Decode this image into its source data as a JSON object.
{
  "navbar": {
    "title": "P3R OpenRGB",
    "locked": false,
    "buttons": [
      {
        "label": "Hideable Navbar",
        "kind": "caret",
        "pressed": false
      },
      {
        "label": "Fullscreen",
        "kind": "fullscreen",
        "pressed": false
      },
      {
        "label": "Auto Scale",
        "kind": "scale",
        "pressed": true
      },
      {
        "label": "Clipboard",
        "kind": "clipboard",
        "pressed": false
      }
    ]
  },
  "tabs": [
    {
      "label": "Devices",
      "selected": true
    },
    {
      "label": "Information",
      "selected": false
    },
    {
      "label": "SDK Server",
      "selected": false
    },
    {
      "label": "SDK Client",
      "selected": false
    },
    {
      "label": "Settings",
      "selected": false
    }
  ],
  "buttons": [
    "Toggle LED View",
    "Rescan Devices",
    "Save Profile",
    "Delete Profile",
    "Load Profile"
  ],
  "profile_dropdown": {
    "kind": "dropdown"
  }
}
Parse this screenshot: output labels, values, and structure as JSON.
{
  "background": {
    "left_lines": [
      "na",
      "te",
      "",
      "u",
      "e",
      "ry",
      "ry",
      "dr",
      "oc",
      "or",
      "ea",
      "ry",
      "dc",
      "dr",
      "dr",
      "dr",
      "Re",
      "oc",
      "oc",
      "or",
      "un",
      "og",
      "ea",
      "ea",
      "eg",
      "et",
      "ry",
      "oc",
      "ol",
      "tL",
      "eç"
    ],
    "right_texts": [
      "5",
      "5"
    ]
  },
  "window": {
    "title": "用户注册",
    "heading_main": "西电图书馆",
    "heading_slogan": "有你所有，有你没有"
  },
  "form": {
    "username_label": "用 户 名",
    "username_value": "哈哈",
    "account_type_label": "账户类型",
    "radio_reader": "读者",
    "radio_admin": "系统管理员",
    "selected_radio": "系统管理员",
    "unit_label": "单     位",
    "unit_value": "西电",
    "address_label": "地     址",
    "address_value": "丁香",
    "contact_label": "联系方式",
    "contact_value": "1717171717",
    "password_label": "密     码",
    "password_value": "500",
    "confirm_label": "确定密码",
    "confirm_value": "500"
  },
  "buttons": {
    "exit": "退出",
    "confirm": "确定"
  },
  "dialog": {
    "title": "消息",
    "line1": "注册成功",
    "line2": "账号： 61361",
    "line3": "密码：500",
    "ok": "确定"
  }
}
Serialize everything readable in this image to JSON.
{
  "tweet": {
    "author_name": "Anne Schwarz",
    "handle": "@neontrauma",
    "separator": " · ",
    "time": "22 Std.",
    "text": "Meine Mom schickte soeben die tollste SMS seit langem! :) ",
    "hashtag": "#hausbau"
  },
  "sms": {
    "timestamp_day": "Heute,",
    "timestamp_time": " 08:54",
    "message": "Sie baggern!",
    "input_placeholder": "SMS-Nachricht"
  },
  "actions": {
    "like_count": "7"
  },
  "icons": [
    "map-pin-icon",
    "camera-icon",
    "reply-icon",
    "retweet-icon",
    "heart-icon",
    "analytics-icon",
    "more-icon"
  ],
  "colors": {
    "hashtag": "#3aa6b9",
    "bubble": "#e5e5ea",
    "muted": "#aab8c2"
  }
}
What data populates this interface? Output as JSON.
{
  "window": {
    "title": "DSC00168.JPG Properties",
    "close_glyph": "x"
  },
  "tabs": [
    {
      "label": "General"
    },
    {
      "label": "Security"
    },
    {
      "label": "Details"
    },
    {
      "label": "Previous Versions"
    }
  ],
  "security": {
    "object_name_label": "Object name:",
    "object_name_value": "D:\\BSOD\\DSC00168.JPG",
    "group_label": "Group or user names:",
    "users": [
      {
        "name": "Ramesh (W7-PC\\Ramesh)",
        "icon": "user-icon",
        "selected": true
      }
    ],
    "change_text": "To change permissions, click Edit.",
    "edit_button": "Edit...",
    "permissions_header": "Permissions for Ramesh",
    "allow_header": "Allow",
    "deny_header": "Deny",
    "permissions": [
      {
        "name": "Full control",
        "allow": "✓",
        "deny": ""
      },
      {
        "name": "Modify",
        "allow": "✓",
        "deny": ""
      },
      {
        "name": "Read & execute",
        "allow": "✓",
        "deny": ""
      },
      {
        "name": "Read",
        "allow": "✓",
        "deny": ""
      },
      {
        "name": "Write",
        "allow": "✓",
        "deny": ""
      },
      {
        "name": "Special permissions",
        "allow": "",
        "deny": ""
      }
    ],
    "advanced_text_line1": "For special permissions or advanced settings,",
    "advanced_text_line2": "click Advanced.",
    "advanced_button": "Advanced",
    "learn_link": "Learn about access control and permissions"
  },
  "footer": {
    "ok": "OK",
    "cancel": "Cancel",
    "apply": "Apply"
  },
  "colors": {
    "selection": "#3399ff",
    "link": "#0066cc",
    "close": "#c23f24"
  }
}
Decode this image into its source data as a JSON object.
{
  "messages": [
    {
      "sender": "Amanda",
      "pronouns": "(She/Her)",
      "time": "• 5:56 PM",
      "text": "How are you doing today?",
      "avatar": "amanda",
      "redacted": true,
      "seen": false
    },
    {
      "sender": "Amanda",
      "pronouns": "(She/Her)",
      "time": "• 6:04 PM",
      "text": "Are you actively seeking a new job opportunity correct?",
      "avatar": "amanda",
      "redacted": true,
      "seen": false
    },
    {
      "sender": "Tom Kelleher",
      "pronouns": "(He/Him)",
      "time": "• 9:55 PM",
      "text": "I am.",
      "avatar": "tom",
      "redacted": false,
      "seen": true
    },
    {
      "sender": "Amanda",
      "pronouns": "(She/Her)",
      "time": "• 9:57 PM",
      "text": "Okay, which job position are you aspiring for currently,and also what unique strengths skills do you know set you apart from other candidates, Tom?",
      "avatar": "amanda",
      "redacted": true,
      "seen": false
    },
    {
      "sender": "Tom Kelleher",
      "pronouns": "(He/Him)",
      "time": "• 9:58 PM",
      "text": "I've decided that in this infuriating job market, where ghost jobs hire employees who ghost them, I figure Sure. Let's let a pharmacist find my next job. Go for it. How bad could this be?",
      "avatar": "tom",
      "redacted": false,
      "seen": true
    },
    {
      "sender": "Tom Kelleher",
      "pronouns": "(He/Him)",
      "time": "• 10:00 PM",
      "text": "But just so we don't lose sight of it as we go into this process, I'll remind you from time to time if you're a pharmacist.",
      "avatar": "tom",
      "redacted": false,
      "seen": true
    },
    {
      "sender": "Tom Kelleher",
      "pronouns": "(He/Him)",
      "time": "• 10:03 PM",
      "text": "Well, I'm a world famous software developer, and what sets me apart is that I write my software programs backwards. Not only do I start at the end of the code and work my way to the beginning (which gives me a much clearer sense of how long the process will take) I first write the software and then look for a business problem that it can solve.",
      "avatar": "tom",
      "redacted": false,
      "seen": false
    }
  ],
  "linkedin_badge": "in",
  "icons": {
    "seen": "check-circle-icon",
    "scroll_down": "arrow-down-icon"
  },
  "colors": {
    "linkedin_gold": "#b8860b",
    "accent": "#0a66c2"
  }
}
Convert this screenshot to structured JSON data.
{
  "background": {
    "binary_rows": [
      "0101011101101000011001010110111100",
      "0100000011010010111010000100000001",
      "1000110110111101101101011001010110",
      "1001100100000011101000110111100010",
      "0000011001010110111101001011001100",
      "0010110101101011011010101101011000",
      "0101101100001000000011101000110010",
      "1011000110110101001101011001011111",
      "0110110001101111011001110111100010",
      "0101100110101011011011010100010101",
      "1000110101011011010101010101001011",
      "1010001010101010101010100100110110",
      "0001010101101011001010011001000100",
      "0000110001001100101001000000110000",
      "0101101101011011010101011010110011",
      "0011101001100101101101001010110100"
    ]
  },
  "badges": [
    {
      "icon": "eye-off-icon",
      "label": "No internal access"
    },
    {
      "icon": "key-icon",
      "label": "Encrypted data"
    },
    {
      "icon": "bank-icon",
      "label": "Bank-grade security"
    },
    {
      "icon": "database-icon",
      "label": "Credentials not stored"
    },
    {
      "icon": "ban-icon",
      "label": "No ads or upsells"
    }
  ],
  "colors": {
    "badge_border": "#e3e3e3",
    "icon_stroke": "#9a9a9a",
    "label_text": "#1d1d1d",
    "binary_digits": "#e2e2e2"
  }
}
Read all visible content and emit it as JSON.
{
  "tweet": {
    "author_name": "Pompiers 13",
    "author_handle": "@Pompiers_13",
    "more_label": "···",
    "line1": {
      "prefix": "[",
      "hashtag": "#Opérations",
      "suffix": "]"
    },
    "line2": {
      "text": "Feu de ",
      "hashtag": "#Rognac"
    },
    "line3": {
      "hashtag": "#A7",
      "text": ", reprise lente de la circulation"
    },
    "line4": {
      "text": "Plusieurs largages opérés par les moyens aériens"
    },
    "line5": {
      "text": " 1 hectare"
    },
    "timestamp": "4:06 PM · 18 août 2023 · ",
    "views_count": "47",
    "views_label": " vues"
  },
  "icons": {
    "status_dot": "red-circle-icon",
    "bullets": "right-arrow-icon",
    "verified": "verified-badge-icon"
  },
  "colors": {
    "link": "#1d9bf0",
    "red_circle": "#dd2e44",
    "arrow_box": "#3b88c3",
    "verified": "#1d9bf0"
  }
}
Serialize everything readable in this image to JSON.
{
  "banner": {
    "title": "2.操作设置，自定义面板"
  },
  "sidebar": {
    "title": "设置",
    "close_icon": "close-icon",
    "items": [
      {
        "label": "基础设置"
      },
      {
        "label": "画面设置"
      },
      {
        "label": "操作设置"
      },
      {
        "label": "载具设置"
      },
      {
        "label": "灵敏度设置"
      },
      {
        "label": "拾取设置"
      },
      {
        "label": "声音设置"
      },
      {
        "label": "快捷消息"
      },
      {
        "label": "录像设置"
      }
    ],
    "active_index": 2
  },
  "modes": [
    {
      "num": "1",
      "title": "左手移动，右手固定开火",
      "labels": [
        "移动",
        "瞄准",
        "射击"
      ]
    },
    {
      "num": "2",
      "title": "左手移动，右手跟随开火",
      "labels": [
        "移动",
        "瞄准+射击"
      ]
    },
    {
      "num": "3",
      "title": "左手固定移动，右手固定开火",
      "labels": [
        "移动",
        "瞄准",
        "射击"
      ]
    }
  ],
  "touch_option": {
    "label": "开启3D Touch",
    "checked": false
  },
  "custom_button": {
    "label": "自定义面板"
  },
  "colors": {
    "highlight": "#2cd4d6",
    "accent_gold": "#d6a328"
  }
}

* **SHORT PROBLEM**: How many lines in these records hold the string "kind"? Reply with the number alone.

* **OUTPUT OF THE TASK**: 5